Scan each line of the records for the word "logo" and extract the ones that have it.
** Begin Materials provided **
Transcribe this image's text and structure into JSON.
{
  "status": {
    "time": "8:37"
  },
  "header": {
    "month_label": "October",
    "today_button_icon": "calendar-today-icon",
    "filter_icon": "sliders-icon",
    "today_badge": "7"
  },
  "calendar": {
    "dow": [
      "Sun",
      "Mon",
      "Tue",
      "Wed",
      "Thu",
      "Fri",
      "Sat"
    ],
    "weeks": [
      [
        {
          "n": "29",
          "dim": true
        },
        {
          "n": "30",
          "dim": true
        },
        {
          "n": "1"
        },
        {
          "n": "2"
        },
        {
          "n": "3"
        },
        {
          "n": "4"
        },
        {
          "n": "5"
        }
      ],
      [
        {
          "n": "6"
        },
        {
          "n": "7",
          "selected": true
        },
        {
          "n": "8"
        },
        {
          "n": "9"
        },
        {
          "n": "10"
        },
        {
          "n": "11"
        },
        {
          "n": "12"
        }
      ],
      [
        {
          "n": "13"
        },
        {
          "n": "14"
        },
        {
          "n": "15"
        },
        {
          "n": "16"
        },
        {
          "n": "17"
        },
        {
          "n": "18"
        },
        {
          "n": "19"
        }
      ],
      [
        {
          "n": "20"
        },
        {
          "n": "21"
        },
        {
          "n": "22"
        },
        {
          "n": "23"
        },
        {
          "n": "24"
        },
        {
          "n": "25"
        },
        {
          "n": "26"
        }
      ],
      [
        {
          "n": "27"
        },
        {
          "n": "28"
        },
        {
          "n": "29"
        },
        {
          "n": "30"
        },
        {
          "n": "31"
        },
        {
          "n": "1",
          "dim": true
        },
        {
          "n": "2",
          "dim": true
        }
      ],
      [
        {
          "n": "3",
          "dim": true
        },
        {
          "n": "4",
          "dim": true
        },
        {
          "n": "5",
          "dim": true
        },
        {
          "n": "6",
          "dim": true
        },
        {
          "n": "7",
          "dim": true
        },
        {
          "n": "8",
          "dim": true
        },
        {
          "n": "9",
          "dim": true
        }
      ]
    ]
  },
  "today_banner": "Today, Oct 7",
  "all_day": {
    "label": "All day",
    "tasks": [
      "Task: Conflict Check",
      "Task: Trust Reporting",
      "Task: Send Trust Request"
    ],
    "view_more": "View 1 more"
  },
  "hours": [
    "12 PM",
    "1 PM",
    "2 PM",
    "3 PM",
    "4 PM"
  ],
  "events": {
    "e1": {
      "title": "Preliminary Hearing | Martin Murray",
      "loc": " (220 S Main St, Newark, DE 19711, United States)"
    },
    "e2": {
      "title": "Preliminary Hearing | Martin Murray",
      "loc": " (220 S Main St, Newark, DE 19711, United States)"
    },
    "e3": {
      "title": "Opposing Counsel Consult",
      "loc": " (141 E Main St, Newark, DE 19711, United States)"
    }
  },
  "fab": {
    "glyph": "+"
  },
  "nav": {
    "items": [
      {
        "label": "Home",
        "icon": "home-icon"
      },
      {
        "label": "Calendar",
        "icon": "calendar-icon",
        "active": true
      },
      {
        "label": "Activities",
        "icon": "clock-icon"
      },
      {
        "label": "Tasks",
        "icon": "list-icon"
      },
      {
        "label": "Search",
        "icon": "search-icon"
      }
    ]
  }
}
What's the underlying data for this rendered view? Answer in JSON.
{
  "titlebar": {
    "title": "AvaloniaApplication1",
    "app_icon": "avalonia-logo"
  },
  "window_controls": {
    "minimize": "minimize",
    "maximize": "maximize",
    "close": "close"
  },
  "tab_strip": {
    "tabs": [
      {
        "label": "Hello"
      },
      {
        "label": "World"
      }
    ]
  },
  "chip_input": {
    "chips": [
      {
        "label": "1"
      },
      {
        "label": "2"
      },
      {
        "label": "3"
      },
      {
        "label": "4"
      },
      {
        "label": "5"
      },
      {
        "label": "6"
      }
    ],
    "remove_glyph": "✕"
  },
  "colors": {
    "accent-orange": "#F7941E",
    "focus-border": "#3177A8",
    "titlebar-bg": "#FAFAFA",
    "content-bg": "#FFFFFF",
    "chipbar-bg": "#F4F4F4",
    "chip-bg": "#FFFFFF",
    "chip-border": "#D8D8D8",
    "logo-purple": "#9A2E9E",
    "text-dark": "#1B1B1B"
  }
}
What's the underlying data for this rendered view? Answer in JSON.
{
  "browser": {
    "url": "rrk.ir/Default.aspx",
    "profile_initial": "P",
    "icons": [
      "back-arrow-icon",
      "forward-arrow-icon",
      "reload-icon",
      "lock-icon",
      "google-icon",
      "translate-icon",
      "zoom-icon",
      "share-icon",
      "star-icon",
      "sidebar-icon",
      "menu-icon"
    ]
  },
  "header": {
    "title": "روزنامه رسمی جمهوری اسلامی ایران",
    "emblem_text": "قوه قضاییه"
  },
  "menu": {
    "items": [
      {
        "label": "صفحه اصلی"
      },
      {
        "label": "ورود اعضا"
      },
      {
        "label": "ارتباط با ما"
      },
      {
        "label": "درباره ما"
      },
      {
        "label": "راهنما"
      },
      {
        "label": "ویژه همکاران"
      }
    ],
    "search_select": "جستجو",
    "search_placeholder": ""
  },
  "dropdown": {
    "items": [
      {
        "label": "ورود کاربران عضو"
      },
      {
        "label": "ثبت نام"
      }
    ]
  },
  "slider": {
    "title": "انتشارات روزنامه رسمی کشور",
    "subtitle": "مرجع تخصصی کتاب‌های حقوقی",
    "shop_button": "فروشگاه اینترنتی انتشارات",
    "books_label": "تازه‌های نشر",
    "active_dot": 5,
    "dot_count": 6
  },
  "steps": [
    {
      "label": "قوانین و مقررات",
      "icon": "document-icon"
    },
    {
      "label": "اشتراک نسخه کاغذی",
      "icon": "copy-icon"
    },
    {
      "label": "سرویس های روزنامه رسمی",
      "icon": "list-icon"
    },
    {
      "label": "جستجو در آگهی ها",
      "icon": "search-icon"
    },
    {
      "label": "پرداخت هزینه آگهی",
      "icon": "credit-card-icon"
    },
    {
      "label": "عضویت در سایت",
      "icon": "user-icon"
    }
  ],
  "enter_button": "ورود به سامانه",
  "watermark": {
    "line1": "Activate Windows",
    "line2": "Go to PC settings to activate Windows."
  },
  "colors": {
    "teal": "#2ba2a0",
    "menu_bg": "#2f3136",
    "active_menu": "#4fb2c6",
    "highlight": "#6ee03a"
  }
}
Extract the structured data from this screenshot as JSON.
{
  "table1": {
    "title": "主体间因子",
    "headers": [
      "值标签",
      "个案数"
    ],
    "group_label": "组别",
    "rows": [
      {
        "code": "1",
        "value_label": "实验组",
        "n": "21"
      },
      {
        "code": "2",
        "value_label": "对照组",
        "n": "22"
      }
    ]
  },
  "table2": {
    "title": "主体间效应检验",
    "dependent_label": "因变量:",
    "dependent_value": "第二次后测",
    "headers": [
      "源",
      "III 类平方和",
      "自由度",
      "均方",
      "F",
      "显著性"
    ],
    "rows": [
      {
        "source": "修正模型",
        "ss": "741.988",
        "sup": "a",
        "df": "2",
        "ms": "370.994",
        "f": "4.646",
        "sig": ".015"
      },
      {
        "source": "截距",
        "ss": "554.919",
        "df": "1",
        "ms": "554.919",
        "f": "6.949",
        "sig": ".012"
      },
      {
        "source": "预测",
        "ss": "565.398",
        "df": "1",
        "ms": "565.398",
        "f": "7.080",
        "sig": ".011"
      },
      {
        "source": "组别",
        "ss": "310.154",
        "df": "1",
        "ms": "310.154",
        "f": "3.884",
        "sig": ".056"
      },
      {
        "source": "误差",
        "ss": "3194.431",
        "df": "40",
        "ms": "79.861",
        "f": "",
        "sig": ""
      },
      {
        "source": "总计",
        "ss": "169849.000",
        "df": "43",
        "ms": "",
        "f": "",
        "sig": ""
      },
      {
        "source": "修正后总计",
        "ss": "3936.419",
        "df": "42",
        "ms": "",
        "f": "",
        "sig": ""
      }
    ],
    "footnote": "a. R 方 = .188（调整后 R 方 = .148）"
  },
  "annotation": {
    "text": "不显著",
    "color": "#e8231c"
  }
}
** End Materials provided **
■ **Task response**
    "app_icon": "avalonia-logo"
    "logo-purple": "#9A2E9E",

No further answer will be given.